Task brief - Return the whole listing, line for line, without the pictures in it.

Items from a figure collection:
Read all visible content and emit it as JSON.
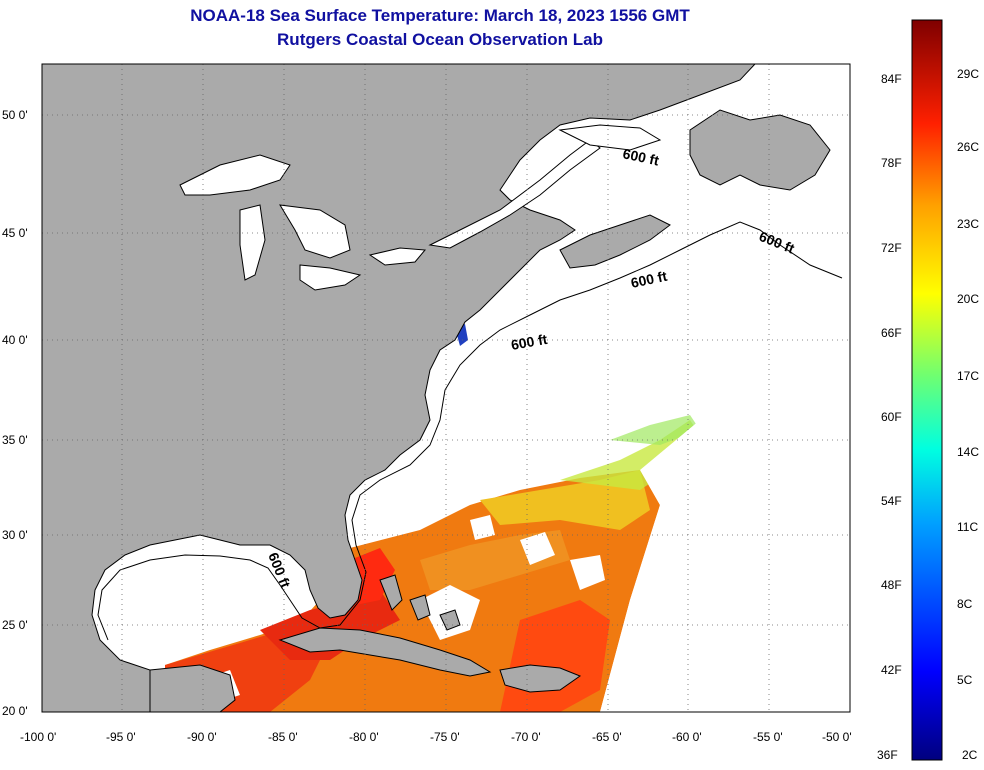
{
  "title": "NOAA-18 Sea Surface Temperature:  March 18, 2023 1556 GMT",
  "subtitle": "Rutgers Coastal Ocean Observation Lab",
  "map": {
    "lon_range": [
      -100,
      -50
    ],
    "lat_range": [
      20,
      52.3
    ],
    "lon_ticks": [
      "-100 0'",
      "-95 0'",
      "-90 0'",
      "-85 0'",
      "-80 0'",
      "-75 0'",
      "-70 0'",
      "-65 0'",
      "-60 0'",
      "-55 0'",
      "-50 0'"
    ],
    "lat_ticks": [
      "20 0'",
      "25 0'",
      "30 0'",
      "35 0'",
      "40 0'",
      "45 0'",
      "50 0'"
    ],
    "contour_label": "600 ft",
    "colors": {
      "land": "#aaaaaa",
      "no_data": "#ffffff"
    }
  },
  "colorbar": {
    "fahrenheit": [
      "84F",
      "78F",
      "72F",
      "66F",
      "60F",
      "54F",
      "48F",
      "42F",
      "36F"
    ],
    "celsius": [
      "29C",
      "26C",
      "23C",
      "20C",
      "17C",
      "14C",
      "11C",
      "8C",
      "5C",
      "2C"
    ]
  }
}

In response -
Read all visible content and emit it as JSON.
{
  "title": "NOAA-18 Sea Surface Temperature:  March 18, 2023 1556 GMT",
  "subtitle": "Rutgers Coastal Ocean Observation Lab",
  "map": {
    "lon_range": [
      -100,
      -50
    ],
    "lat_range": [
      20,
      52.3
    ],
    "lon_ticks": [
      "-100 0'",
      "-95 0'",
      "-90 0'",
      "-85 0'",
      "-80 0'",
      "-75 0'",
      "-70 0'",
      "-65 0'",
      "-60 0'",
      "-55 0'",
      "-50 0'"
    ],
    "lat_ticks": [
      "20 0'",
      "25 0'",
      "30 0'",
      "35 0'",
      "40 0'",
      "45 0'",
      "50 0'"
    ],
    "contour_label": "600 ft",
    "colors": {
      "land": "#aaaaaa",
      "no_data": "#ffffff"
    }
  },
  "colorbar": {
    "fahrenheit": [
      "84F",
      "78F",
      "72F",
      "66F",
      "60F",
      "54F",
      "48F",
      "42F",
      "36F"
    ],
    "celsius": [
      "29C",
      "26C",
      "23C",
      "20C",
      "17C",
      "14C",
      "11C",
      "8C",
      "5C",
      "2C"
    ]
  }
}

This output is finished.